━━━━━ RECORDS TO PROCESS

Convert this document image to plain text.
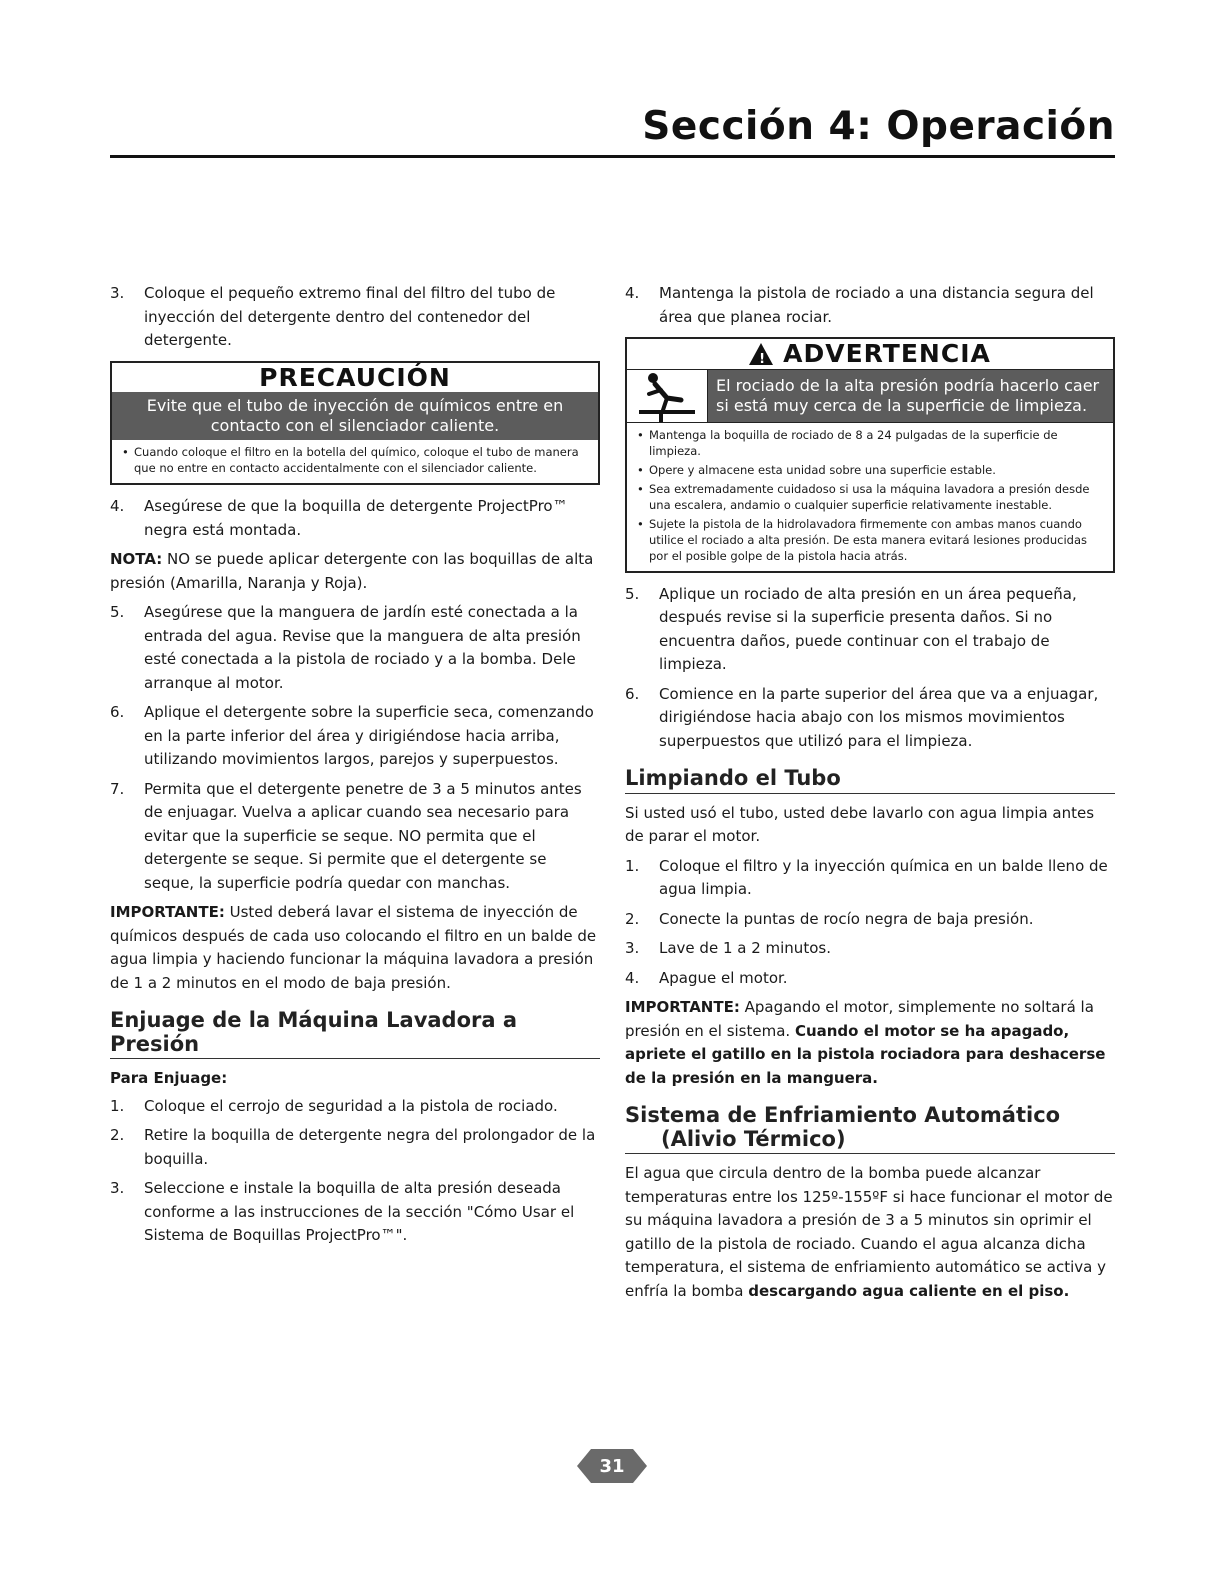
Sección 4: Operación
3.	Coloque el pequeño extremo final del filtro del tubo de inyección del detergente dentro del contenedor del detergente.
PRECAUCIÓN
Evite que el tubo de inyección de químicos entre en contacto con el silenciador caliente.
• Cuando coloque el filtro en la botella del químico, coloque el tubo de manera que no entre en contacto accidentalmente con el silenciador caliente.
4.	Asegúrese de que la boquilla de detergente ProjectPro™ negra está montada.

NOTA: NO se puede aplicar detergente con las boquillas de alta presión (Amarilla, Naranja y Roja).

5.	Asegúrese que la manguera de jardín esté conectada a la entrada del agua. Revise que la manguera de alta presión esté conectada a la pistola de rociado y a la bomba. Dele arranque al motor.
6.	Aplique el detergente sobre la superficie seca, comenzando en la parte inferior del área y dirigiéndose hacia arriba, utilizando movimientos largos, parejos y superpuestos.
7.	Permita que el detergente penetre de 3 a 5 minutos antes de enjuagar. Vuelva a aplicar cuando sea necesario para evitar que la superficie se seque. NO permita que el detergente se seque. Si permite que el detergente se seque, la superficie podría quedar con manchas.

IMPORTANTE: Usted deberá lavar el sistema de inyección de químicos después de cada uso colocando el filtro en un balde de agua limpia y haciendo funcionar la máquina lavadora a presión de 1 a 2 minutos en el modo de baja presión.

Enjuage de la Máquina Lavadora a Presión
Para Enjuage:
1.	Coloque el cerrojo de seguridad a la pistola de rociado.
2.	Retire la boquilla de detergente negra del prolongador de la boquilla.
3.	Seleccione e instale la boquilla de alta presión deseada conforme a las instrucciones de la sección "Cómo Usar el Sistema de Boquillas ProjectPro™".
4.	Mantenga la pistola de rociado a una distancia segura del área que planea rociar.
! ADVERTENCIA
El rociado de la alta presión podría hacerlo caer si está muy cerca de la superficie de limpieza.
• Mantenga la boquilla de rociado de 8 a 24 pulgadas de la superficie de limpieza.
• Opere y almacene esta unidad sobre una superficie estable.
• Sea extremadamente cuidadoso si usa la máquina lavadora a presión desde una escalera, andamio o cualquier superficie relativamente inestable.
• Sujete la pistola de la hidrolavadora firmemente con ambas manos cuando utilice el rociado a alta presión. De esta manera evitará lesiones producidas por el posible golpe de la pistola hacia atrás.
5.	Aplique un rociado de alta presión en un área pequeña, después revise si la superficie presenta daños. Si no encuentra daños, puede continuar con el trabajo de limpieza.
6.	Comience en la parte superior del área que va a enjuagar, dirigiéndose hacia abajo con los mismos movimientos superpuestos que utilizó para el limpieza.
Limpiando el Tubo

Si usted usó el tubo, usted debe lavarlo con agua limpia antes de parar el motor.

1.	Coloque el filtro y la inyección química en un balde lleno de agua limpia.
2.	Conecte la puntas de rocío negra de baja presión.
3.	Lave de 1 a 2 minutos.
4.	Apague el motor.

IMPORTANTE: Apagando el motor, simplemente no soltará la presión en el sistema. Cuando el motor se ha apagado, apriete el gatillo en la pistola rociadora para deshacerse de la presión en la manguera.

Sistema de Enfriamiento Automático
(Alivio Térmico)

El agua que circula dentro de la bomba puede alcanzar temperaturas entre los 125º-155ºF si hace funcionar el motor de su máquina lavadora a presión de 3 a 5 minutos sin oprimir el gatillo de la pistola de rociado. Cuando el agua alcanza dicha temperatura, el sistema de enfriamiento automático se activa y enfría la bomba descargando agua caliente en el piso.

31
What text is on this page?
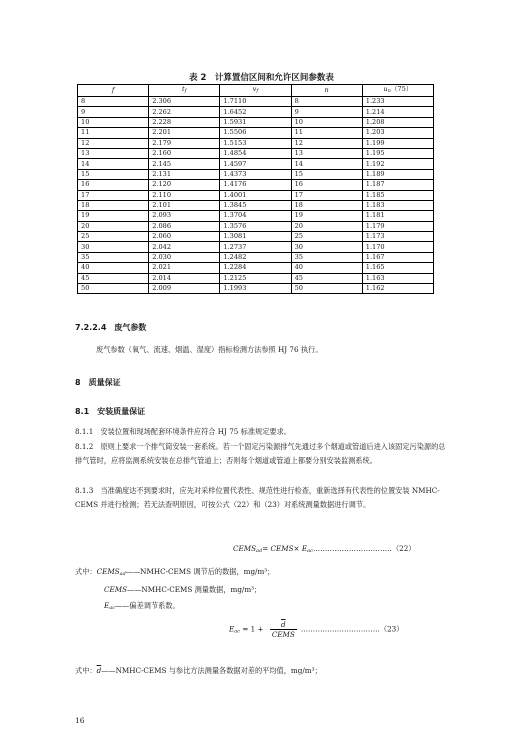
表 2　计算置信区间和允许区间参数表
f	$t_f$	$v_f$	n	$u_n(75)$
8	2.306	1.7110	8	1.233
9	2.262	1.6452	9	1.214
10	2.228	1.5931	10	1.208
11	2.201	1.5506	11	1.203
12	2.179	1.5153	12	1.199
13	2.160	1.4854	13	1.195
14	2.145	1.4597	14	1.192
15	2.131	1.4373	15	1.189
16	2.120	1.4176	16	1.187
17	2.110	1.4001	17	1.185
18	2.101	1.3845	18	1.183
19	2.093	1.3704	19	1.181
20	2.086	1.3576	20	1.179
25	2.060	1.3081	25	1.173
30	2.042	1.2737	30	1.170
35	2.030	1.2482	35	1.167
40	2.021	1.2284	40	1.165
45	2.014	1.2125	45	1.163
50	2.009	1.1993	50	1.162
7.2.2.4　废气参数
废气参数（氧气、流速、烟温、湿度）指标检测方法参照 HJ 76 执行。
8　质量保证
8.1　安装质量保证
8.1.1　安装位置和现场配套环境条件应符合 HJ 75 标准规定要求。
8.1.2　原则上要求一个排气筒安装一套系统。若一个固定污染源排气先通过多个烟道或管道后进入该固定污染源的总排气管时，应将监测系统安装在总排气管道上；否则每个烟道或管道上都要分别安装监测系统。
8.1.3　当准确度达不到要求时，应先对采样位置代表性、规范性进行检查，重新选择有代表性的位置安装 NMHC-CEMS 并进行检测；若无法查明原因，可按公式（22）和（23）对系统测量数据进行调节。
$CEMS_{ad}=$ CEMS× $E_{ac}\dots\dots\dots\dots\dots\dots\dots\dots\dots\dots\dots(22)$
式中：$CEMS_{ad}——NMHC$-CEMS 调节后的数据，mg/m³；
CEMS——NMHC-CEMS 测量数据，mg/m³；
$E_{ac}——$偏差调节系数。
$E_{ac} = 1 + \frac{\overline{d}}{\text{CEMS}}$ ……………………………（23）
式中：$\overline{d}——NMHC$-CEMS 与参比方法测量各数据对差的平均值，mg/m³；
16
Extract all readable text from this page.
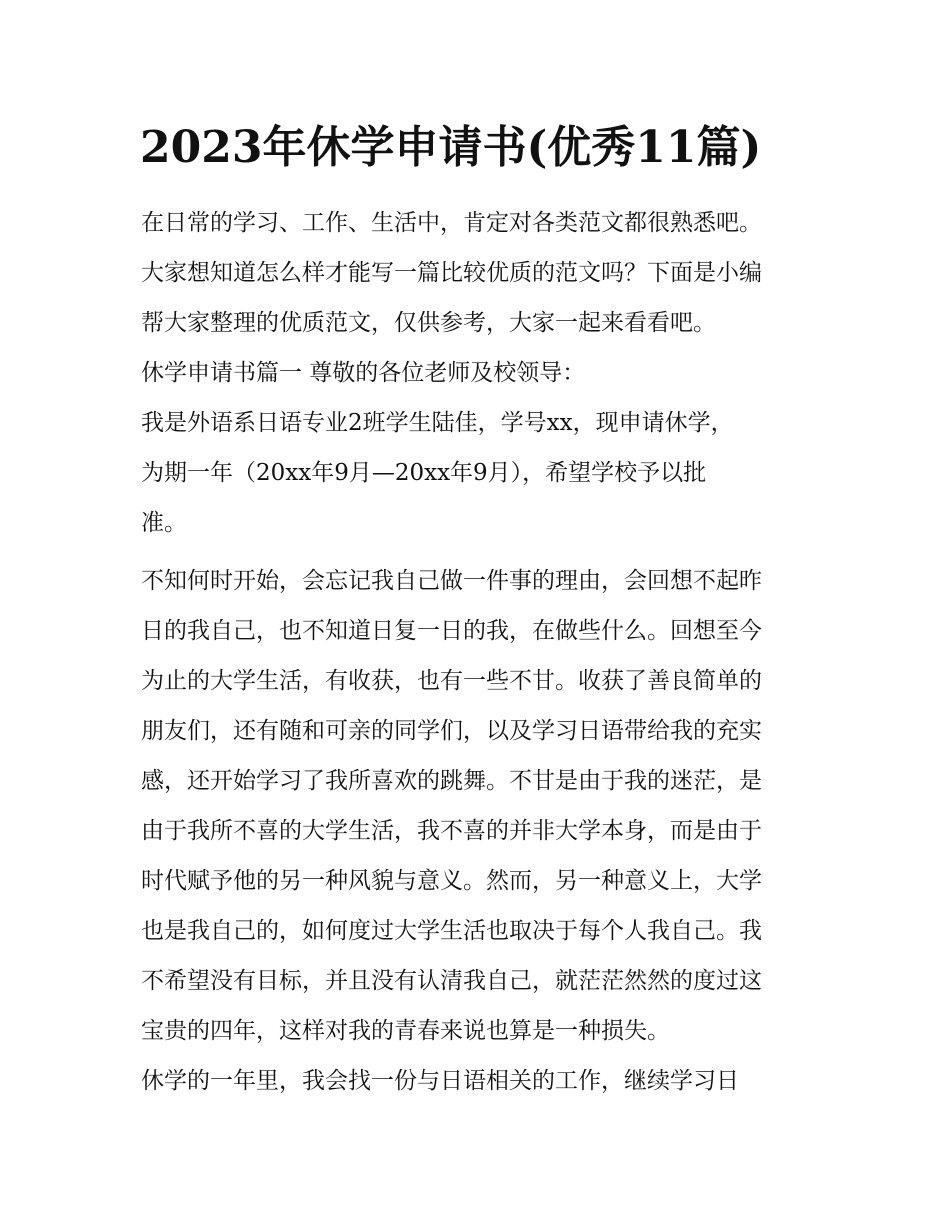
2023年休学申请书(优秀11篇)

在日常的学习、工作、生活中，肯定对各类范文都很熟悉吧。

大家想知道怎么样才能写一篇比较优质的范文吗？下面是小编

帮大家整理的优质范文，仅供参考，大家一起来看看吧。

休学申请书篇一 尊敬的各位老师及校领导：

我是外语系日语专业2班学生陆佳，学号xx，现申请休学，

为期一年（20xx年9月—20xx年9月），希望学校予以批

准。

不知何时开始，会忘记我自己做一件事的理由，会回想不起昨

日的我自己，也不知道日复一日的我，在做些什么。回想至今

为止的大学生活，有收获，也有一些不甘。收获了善良简单的

朋友们，还有随和可亲的同学们，以及学习日语带给我的充实

感，还开始学习了我所喜欢的跳舞。不甘是由于我的迷茫，是

由于我所不喜的大学生活，我不喜的并非大学本身，而是由于

时代赋予他的另一种风貌与意义。然而，另一种意义上，大学

也是我自己的，如何度过大学生活也取决于每个人我自己。我

不希望没有目标，并且没有认清我自己，就茫茫然然的度过这

宝贵的四年，这样对我的青春来说也算是一种损失。

休学的一年里，我会找一份与日语相关的工作，继续学习日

━━━━━━━━━━

- WHAT THE TASK ASKS:
Repeat every record above exactly, but leave out any pictures.

- TASK ANSWER:
Convert this document image to plain text.
Sección 4: Operación
3.	Coloque el pequeño extremo final del filtro del tubo de inyección del detergente dentro del contenedor del detergente.
PRECAUCIÓN
Evite que el tubo de inyección de químicos entre en contacto con el silenciador caliente.
• Cuando coloque el filtro en la botella del químico, coloque el tubo de manera que no entre en contacto accidentalmente con el silenciador caliente.
4.	Asegúrese de que la boquilla de detergente ProjectPro™ negra está montada.

NOTA: NO se puede aplicar detergente con las boquillas de alta presión (Amarilla, Naranja y Roja).

5.	Asegúrese que la manguera de jardín esté conectada a la entrada del agua. Revise que la manguera de alta presión esté conectada a la pistola de rociado y a la bomba. Dele arranque al motor.
6.	Aplique el detergente sobre la superficie seca, comenzando en la parte inferior del área y dirigiéndose hacia arriba, utilizando movimientos largos, parejos y superpuestos.
7.	Permita que el detergente penetre de 3 a 5 minutos antes de enjuagar. Vuelva a aplicar cuando sea necesario para evitar que la superficie se seque. NO permita que el detergente se seque. Si permite que el detergente se seque, la superficie podría quedar con manchas.

IMPORTANTE: Usted deberá lavar el sistema de inyección de químicos después de cada uso colocando el filtro en un balde de agua limpia y haciendo funcionar la máquina lavadora a presión de 1 a 2 minutos en el modo de baja presión.

Enjuage de la Máquina Lavadora a Presión
Para Enjuage:
1.	Coloque el cerrojo de seguridad a la pistola de rociado.
2.	Retire la boquilla de detergente negra del prolongador de la boquilla.
3.	Seleccione e instale la boquilla de alta presión deseada conforme a las instrucciones de la sección "Cómo Usar el Sistema de Boquillas ProjectPro™".
4.	Mantenga la pistola de rociado a una distancia segura del área que planea rociar.
! ADVERTENCIA
El rociado de la alta presión podría hacerlo caer si está muy cerca de la superficie de limpieza.
• Mantenga la boquilla de rociado de 8 a 24 pulgadas de la superficie de limpieza.
• Opere y almacene esta unidad sobre una superficie estable.
• Sea extremadamente cuidadoso si usa la máquina lavadora a presión desde una escalera, andamio o cualquier superficie relativamente inestable.
• Sujete la pistola de la hidrolavadora firmemente con ambas manos cuando utilice el rociado a alta presión. De esta manera evitará lesiones producidas por el posible golpe de la pistola hacia atrás.
5.	Aplique un rociado de alta presión en un área pequeña, después revise si la superficie presenta daños. Si no encuentra daños, puede continuar con el trabajo de limpieza.
6.	Comience en la parte superior del área que va a enjuagar, dirigiéndose hacia abajo con los mismos movimientos superpuestos que utilizó para el limpieza.
Limpiando el Tubo

Si usted usó el tubo, usted debe lavarlo con agua limpia antes de parar el motor.

1.	Coloque el filtro y la inyección química en un balde lleno de agua limpia.
2.	Conecte la puntas de rocío negra de baja presión.
3.	Lave de 1 a 2 minutos.
4.	Apague el motor.

IMPORTANTE: Apagando el motor, simplemente no soltará la presión en el sistema. Cuando el motor se ha apagado, apriete el gatillo en la pistola rociadora para deshacerse de la presión en la manguera.

Sistema de Enfriamiento Automático
(Alivio Térmico)

El agua que circula dentro de la bomba puede alcanzar temperaturas entre los 125º-155ºF si hace funcionar el motor de su máquina lavadora a presión de 3 a 5 minutos sin oprimir el gatillo de la pistola de rociado. Cuando el agua alcanza dicha temperatura, el sistema de enfriamiento automático se activa y enfría la bomba descargando agua caliente en el piso.

31
What text is on this page?
表 2　计算置信区间和允许区间参数表
f	$t_f$	$v_f$	n	$u_n(75)$
8	2.306	1.7110	8	1.233
9	2.262	1.6452	9	1.214
10	2.228	1.5931	10	1.208
11	2.201	1.5506	11	1.203
12	2.179	1.5153	12	1.199
13	2.160	1.4854	13	1.195
14	2.145	1.4597	14	1.192
15	2.131	1.4373	15	1.189
16	2.120	1.4176	16	1.187
17	2.110	1.4001	17	1.185
18	2.101	1.3845	18	1.183
19	2.093	1.3704	19	1.181
20	2.086	1.3576	20	1.179
25	2.060	1.3081	25	1.173
30	2.042	1.2737	30	1.170
35	2.030	1.2482	35	1.167
40	2.021	1.2284	40	1.165
45	2.014	1.2125	45	1.163
50	2.009	1.1993	50	1.162
7.2.2.4　废气参数
废气参数（氧气、流速、烟温、湿度）指标检测方法参照 HJ 76 执行。
8　质量保证
8.1　安装质量保证
8.1.1　安装位置和现场配套环境条件应符合 HJ 75 标准规定要求。
8.1.2　原则上要求一个排气筒安装一套系统。若一个固定污染源排气先通过多个烟道或管道后进入该固定污染源的总排气管时，应将监测系统安装在总排气管道上；否则每个烟道或管道上都要分别安装监测系统。
8.1.3　当准确度达不到要求时，应先对采样位置代表性、规范性进行检查，重新选择有代表性的位置安装 NMHC-CEMS 并进行检测；若无法查明原因，可按公式（22）和（23）对系统测量数据进行调节。
$CEMS_{ad}=$ CEMS× $E_{ac}\dots\dots\dots\dots\dots\dots\dots\dots\dots\dots\dots(22)$
式中：$CEMS_{ad}——NMHC$-CEMS 调节后的数据，mg/m³；
CEMS——NMHC-CEMS 测量数据，mg/m³；
$E_{ac}——$偏差调节系数。
$E_{ac} = 1 + \frac{\overline{d}}{\text{CEMS}}$ ……………………………（23）
式中：$\overline{d}——NMHC$-CEMS 与参比方法测量各数据对差的平均值，mg/m³；
16
Extract all readable text from this page.
2023年休学申请书(优秀11篇)

在日常的学习、工作、生活中，肯定对各类范文都很熟悉吧。

大家想知道怎么样才能写一篇比较优质的范文吗？下面是小编

帮大家整理的优质范文，仅供参考，大家一起来看看吧。

休学申请书篇一 尊敬的各位老师及校领导：

我是外语系日语专业2班学生陆佳，学号xx，现申请休学，

为期一年（20xx年9月—20xx年9月），希望学校予以批

准。

不知何时开始，会忘记我自己做一件事的理由，会回想不起昨

日的我自己，也不知道日复一日的我，在做些什么。回想至今

为止的大学生活，有收获，也有一些不甘。收获了善良简单的

朋友们，还有随和可亲的同学们，以及学习日语带给我的充实

感，还开始学习了我所喜欢的跳舞。不甘是由于我的迷茫，是

由于我所不喜的大学生活，我不喜的并非大学本身，而是由于

时代赋予他的另一种风貌与意义。然而，另一种意义上，大学

也是我自己的，如何度过大学生活也取决于每个人我自己。我

不希望没有目标，并且没有认清我自己，就茫茫然然的度过这

宝贵的四年，这样对我的青春来说也算是一种损失。

休学的一年里，我会找一份与日语相关的工作，继续学习日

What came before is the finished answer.